**Source document:**
# Flat worker was a turner



## Mike1950 (Mar 16, 2012)

I see all the wonderful unbelievable turnings and think maybe I should....... You guys make it tempting but then it dawned on me I was a turner-lathe was about 3/4 HP(Human power) used to be 1 HP but my windings are a little askew, brushes a little burnt, case a little grey and the cord-well we won't go there. I could use a little help from the experienced turners though- my bowls have a problem-they are large but I just can't get the right side up thing right!!!!!!!!!!!!:dash2::dash2::wacko1::wacko1::dash2::dash2: Kidding aside I have seen some amazing work here, keep it up.


----------



## DKMD (Mar 16, 2012)

Pretty cool! I'll bet somebody was really happy with that installation!


----------



## Mike1950 (Mar 16, 2012)

David thanks- It was a "but honey-it will be easy installation:dash2::dash2::dash2::dash2:" No pay but she does feed me.............


----------



## BarbS (May 13, 2012)

This is beautiful, Mike. How does the wood do, over time, with the heat from those lights?


----------



## Mike1950 (May 13, 2012)

Barb, I am not sure if I understand or maybe it is you. Dome is plaster with a venitian finish. Light is -1930-made from the new wonder metal at that time-aluminum. We remodeled our house around those lights. Yes we are just a little crazy!!!!!!!!!!!!! Light sare from a time when we knew how to make quality items that would last a lifetime and with craftmanship that was timeless...............

**Exercise set:**
- A) Can you return the part of the forum thread starting with "I see all the" and going on through "with that installation!"?
- B) Answer these questions from the forum thread:
(i) What horsepower does Mike1950 say he is in his first post?
(ii) What metal does he say the light was made from?
(iii) What does he say he gets for the installation instead of pay?

**Given material:**
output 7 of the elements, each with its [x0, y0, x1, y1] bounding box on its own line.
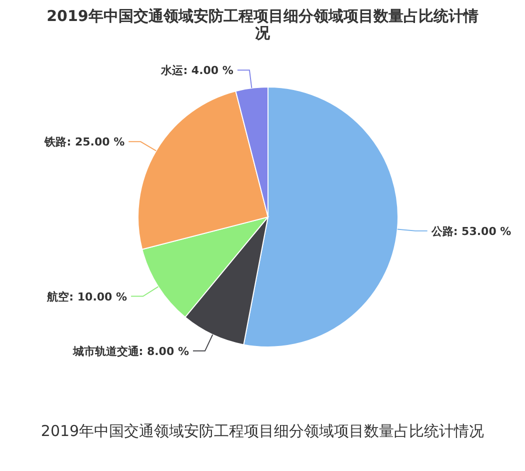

**Solved problems:**
- A)
I see all the wonderful unbelievable turnings and think maybe I should....... You guys make it tempting but then it dawned on me I was a turner-lathe was about 3/4 HP(Human power) used to be 1 HP but my windings are a little askew, brushes a little burnt, case a little grey and the cord-well we won't go there. I could use a little help from the experienced turners though- my bowls have a problem-they are large but I just can't get the right side up thing right!!!!!!!!!!!!:dash2::dash2::wacko1::wacko1::dash2::dash2: Kidding aside I have seen some amazing work here, keep it up.


----------



## DKMD (Mar 16, 2012)

Pretty cool! I'll bet somebody was really happy with that installation!

- B)
(i) About 3/4 HP (human power).
(ii) Aluminum.
(iii) He gets fed.